▸ WORK TO COMPLETE
State the number of lines, and only that number, in which the word "المحكمة" appears.

*** INFORMATION PROVIDED ***

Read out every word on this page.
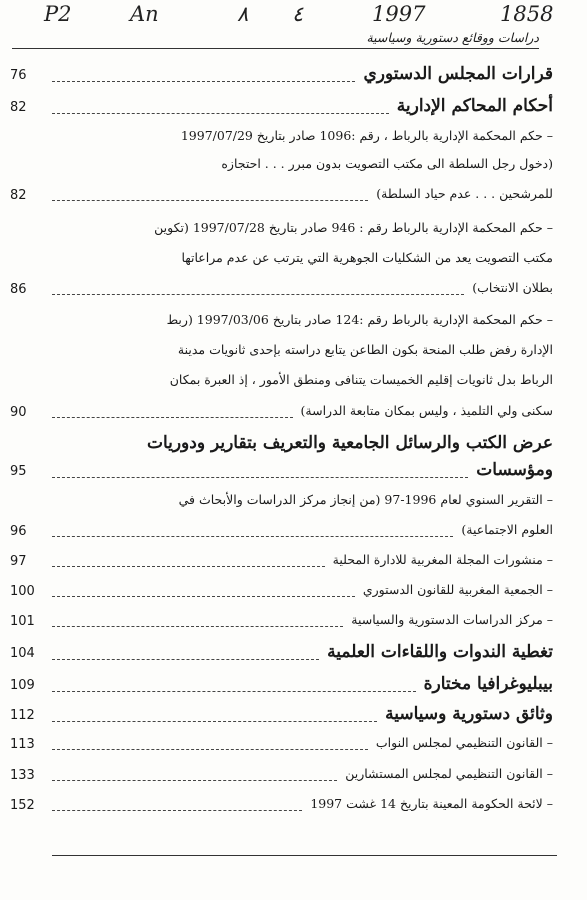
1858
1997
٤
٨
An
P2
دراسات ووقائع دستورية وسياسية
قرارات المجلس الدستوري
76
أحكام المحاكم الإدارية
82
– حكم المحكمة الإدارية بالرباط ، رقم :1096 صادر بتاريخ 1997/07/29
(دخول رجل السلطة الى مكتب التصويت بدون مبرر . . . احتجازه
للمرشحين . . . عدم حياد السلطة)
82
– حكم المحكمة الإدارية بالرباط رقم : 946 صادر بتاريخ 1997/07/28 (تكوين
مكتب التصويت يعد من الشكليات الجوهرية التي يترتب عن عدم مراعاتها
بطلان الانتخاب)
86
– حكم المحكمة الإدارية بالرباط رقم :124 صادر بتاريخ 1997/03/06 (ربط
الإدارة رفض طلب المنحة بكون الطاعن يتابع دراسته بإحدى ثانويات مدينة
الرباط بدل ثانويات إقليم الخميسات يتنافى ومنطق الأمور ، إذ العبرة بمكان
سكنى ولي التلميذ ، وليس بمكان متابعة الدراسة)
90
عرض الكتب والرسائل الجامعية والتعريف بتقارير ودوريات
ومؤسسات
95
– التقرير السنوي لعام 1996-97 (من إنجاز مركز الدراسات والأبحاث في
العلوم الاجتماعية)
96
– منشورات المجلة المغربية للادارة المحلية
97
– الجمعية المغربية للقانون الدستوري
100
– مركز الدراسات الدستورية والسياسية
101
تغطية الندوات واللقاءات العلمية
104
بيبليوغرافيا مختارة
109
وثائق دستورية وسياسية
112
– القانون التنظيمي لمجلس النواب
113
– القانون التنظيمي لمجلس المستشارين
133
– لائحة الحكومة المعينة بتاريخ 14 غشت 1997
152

***
*** INFORMATION PROVIDED ***

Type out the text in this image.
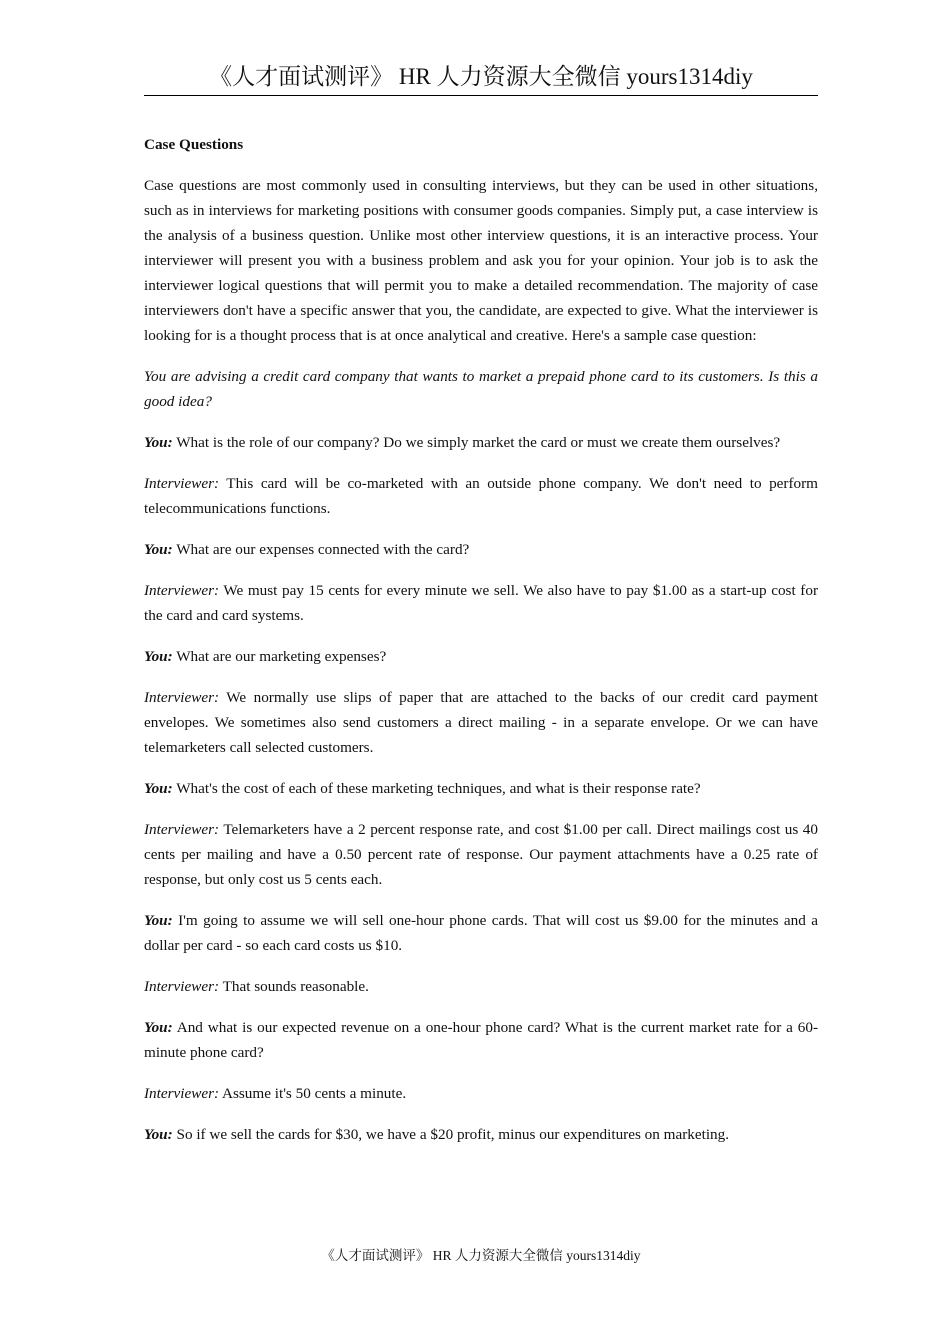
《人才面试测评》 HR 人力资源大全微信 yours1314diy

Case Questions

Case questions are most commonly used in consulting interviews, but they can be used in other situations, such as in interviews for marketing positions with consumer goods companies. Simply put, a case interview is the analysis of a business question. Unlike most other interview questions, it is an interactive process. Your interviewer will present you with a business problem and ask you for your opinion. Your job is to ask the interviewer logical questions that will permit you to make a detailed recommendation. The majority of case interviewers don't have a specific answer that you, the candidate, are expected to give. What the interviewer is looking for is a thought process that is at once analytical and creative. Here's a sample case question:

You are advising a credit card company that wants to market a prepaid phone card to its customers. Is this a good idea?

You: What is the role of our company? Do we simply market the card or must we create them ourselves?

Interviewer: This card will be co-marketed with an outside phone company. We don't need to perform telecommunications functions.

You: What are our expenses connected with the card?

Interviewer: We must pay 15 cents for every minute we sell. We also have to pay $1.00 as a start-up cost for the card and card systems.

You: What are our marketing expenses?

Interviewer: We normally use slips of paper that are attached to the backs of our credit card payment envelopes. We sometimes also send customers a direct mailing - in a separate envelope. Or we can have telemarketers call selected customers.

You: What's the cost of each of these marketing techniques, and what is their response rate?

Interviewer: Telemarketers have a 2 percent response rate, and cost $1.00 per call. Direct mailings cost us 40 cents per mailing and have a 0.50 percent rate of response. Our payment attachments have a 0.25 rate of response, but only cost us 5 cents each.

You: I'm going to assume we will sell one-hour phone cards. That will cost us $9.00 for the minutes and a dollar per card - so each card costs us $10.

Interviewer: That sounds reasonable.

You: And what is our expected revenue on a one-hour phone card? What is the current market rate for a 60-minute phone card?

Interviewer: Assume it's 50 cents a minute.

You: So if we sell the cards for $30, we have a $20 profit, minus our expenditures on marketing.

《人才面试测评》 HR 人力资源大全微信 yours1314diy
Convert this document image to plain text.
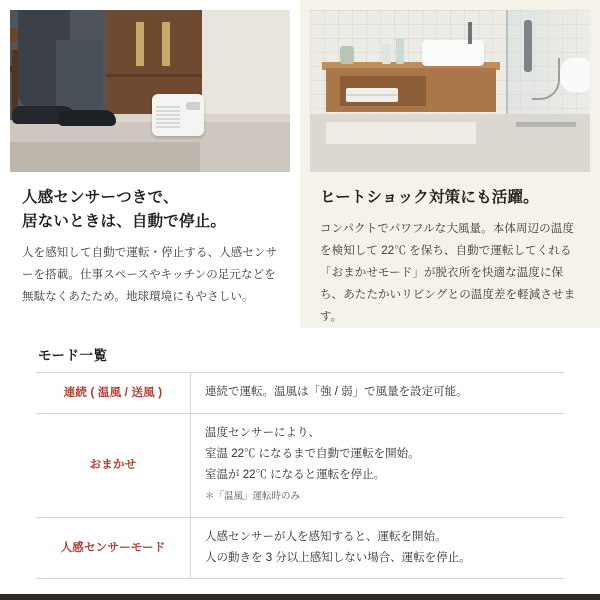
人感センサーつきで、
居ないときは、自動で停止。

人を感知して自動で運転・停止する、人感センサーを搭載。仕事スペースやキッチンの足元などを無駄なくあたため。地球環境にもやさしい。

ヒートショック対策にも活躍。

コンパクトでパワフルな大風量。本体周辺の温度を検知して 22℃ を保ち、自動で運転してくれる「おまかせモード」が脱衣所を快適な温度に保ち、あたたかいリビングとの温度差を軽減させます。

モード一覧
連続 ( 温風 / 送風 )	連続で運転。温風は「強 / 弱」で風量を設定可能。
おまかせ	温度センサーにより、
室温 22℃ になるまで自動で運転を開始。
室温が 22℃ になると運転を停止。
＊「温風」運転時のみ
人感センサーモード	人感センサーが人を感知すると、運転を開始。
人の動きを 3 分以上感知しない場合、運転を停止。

***

▸ EXERCISE SOLUTION
3